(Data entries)
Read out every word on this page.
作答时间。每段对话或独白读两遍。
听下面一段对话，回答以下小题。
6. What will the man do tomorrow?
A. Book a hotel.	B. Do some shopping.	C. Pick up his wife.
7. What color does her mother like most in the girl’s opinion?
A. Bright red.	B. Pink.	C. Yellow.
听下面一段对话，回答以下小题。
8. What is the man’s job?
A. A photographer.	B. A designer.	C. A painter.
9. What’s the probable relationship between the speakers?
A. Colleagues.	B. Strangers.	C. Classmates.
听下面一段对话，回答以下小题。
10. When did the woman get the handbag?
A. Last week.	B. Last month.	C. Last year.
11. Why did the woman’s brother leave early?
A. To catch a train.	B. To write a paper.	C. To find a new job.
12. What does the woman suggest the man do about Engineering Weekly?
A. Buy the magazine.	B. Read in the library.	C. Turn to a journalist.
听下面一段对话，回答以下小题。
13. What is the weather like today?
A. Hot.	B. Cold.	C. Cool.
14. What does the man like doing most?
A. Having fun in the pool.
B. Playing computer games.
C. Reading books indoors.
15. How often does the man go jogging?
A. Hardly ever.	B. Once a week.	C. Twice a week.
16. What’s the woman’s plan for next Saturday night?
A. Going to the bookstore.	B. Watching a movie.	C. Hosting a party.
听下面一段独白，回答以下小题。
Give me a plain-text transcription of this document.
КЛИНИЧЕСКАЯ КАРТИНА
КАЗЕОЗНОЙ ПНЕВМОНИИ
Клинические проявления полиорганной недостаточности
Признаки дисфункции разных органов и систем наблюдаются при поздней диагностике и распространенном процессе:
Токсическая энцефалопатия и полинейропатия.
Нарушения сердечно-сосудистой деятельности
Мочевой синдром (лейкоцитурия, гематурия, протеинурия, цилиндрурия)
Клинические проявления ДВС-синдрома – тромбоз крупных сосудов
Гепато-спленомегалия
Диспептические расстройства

*Aim*:
Write out every record verbatim.

*Full answer*:
Read out every word on this page.
作答时间。每段对话或独白读两遍。
听下面一段对话，回答以下小题。
6. What will the man do tomorrow?
A. Book a hotel.	B. Do some shopping.	C. Pick up his wife.
7. What color does her mother like most in the girl’s opinion?
A. Bright red.	B. Pink.	C. Yellow.
听下面一段对话，回答以下小题。
8. What is the man’s job?
A. A photographer.	B. A designer.	C. A painter.
9. What’s the probable relationship between the speakers?
A. Colleagues.	B. Strangers.	C. Classmates.
听下面一段对话，回答以下小题。
10. When did the woman get the handbag?
A. Last week.	B. Last month.	C. Last year.
11. Why did the woman’s brother leave early?
A. To catch a train.	B. To write a paper.	C. To find a new job.
12. What does the woman suggest the man do about Engineering Weekly?
A. Buy the magazine.	B. Read in the library.	C. Turn to a journalist.
听下面一段对话，回答以下小题。
13. What is the weather like today?
A. Hot.	B. Cold.	C. Cool.
14. What does the man like doing most?
A. Having fun in the pool.
B. Playing computer games.
C. Reading books indoors.
15. How often does the man go jogging?
A. Hardly ever.	B. Once a week.	C. Twice a week.
16. What’s the woman’s plan for next Saturday night?
A. Going to the bookstore.	B. Watching a movie.	C. Hosting a party.
听下面一段独白，回答以下小题。
Give me a plain-text transcription of this document.
КЛИНИЧЕСКАЯ КАРТИНА
КАЗЕОЗНОЙ ПНЕВМОНИИ
Клинические проявления полиорганной недостаточности
Признаки дисфункции разных органов и систем наблюдаются при поздней диагностике и распространенном процессе:
Токсическая энцефалопатия и полинейропатия.
Нарушения сердечно-сосудистой деятельности
Мочевой синдром (лейкоцитурия, гематурия, протеинурия, цилиндрурия)
Клинические проявления ДВС-синдрома – тромбоз крупных сосудов
Гепато-спленомегалия
Диспептические расстройства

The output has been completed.